## EXCERPT

──────

Stephen Yulish (10 Nov 2005)
"In Defense of Christian Conservatives by Orthodox Rabbi"


 
Must read by Rabbi Lapin!
Stephen
 


We Jews aren't chic any longer.  Not too many people care for Jews these days.
 Europe, including England, makes little secret of how it feels towards Jews.
If possible, they care even less for Israel.  All Moslem countries, more than
a billion angry people frequently at one another's necks, are magically
unified over hatred for Jews and resentment over that little patch of sand in
the Middle East which Jews turned into a country.  Much of Africa and most of
Russia feels the same way.  Hate the Jews.
It is very challenging for a small group of people to survive with no friends.
But wait!  There is one group of people who unconditionally love Jews and the
Land of Israel.  These people are called Christian conservatives.  They are
made up of Catholics, and Protestants, Baptists and Lutherans and many others.
 Although theologies differ widely, they all share a deep conviction that God
gave the Ten Commandments to Moses on Mount Sinai.  They all fervently believe
that in so doing, God presented humanity with a blueprint for life.  Needless
to say, these views should be shared by every Jew committed to his faith.
Yes, I know that some may have their own reasons for their friendship.
However I ask you to remember that Jewish morality dictates we judge others by
their actions not by what we believe lies in their hearts.  Sometimes I am not
too sure of what lies in my own heart, let alone in the hearts of others.  We
leave God to peer into other's motivations and we are called to judge other
people by how they act.  And the overwhelming majority of Christian
conservatives in America act with astounding goodness, generosity, and
friendship.
A common understanding of the Bible, its promises and its directions, lies at
the foundation of the special friendship the Christian Right has for Jews.
Most Jews are profoundly grateful to have such faithful friends during a
period when events are echoing frightening times of the past.

──────

## INFORMATION SUPPLIED
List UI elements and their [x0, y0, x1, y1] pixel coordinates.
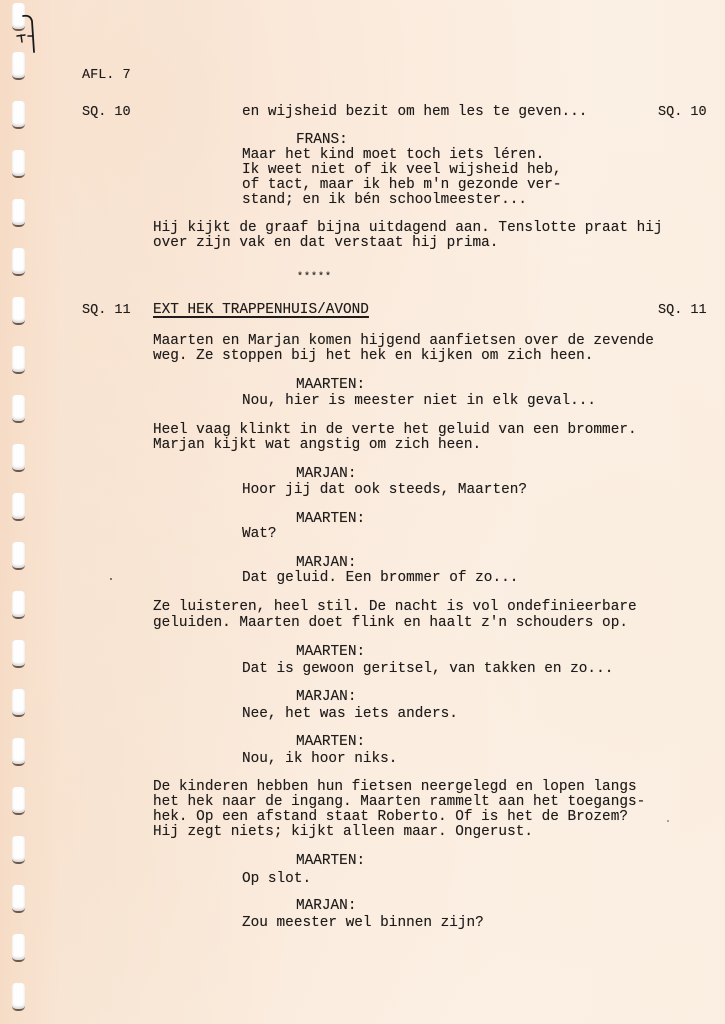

──────

## TASK DIRECTIONS
Reproduce the whole piece defending Christian conservatives at the top of this page, word for word.

## SOLUTION FOR THIS TASK
Stephen Yulish (10 Nov 2005)
"In Defense of Christian Conservatives by Orthodox Rabbi"


 
Must read by Rabbi Lapin!
Stephen
 


We Jews aren't chic any longer.  Not too many people care for Jews these days.
 Europe, including England, makes little secret of how it feels towards Jews.
If possible, they care even less for Israel.  All Moslem countries, more than
a billion angry people frequently at one another's necks, are magically
unified over hatred for Jews and resentment over that little patch of sand in
the Middle East which Jews turned into a country.  Much of Africa and most of
Russia feels the same way.  Hate the Jews.
It is very challenging for a small group of people to survive with no friends.
But wait!  There is one group of people who unconditionally love Jews and the
Land of Israel.  These people are called Christian conservatives.  They are
made up of Catholics, and Protestants, Baptists and Lutherans and many others.
 Although theologies differ widely, they all share a deep conviction that God
gave the Ten Commandments to Moses on Mount Sinai.  They all fervently believe
that in so doing, God presented humanity with a blueprint for life.  Needless
to say, these views should be shared by every Jew committed to his faith.
Yes, I know that some may have their own reasons for their friendship.
However I ask you to remember that Jewish morality dictates we judge others by
their actions not by what we believe lies in their hearts.  Sometimes I am not
too sure of what lies in my own heart, let alone in the hearts of others.  We
leave God to peer into other's motivations and we are called to judge other
people by how they act.  And the overwhelming majority of Christian
conservatives in America act with astounding goodness, generosity, and
friendship.
A common understanding of the Bible, its promises and its directions, lies at
the foundation of the special friendship the Christian Right has for Jews.
Most Jews are profoundly grateful to have such faithful friends during a
period when events are echoing frightening times of the past.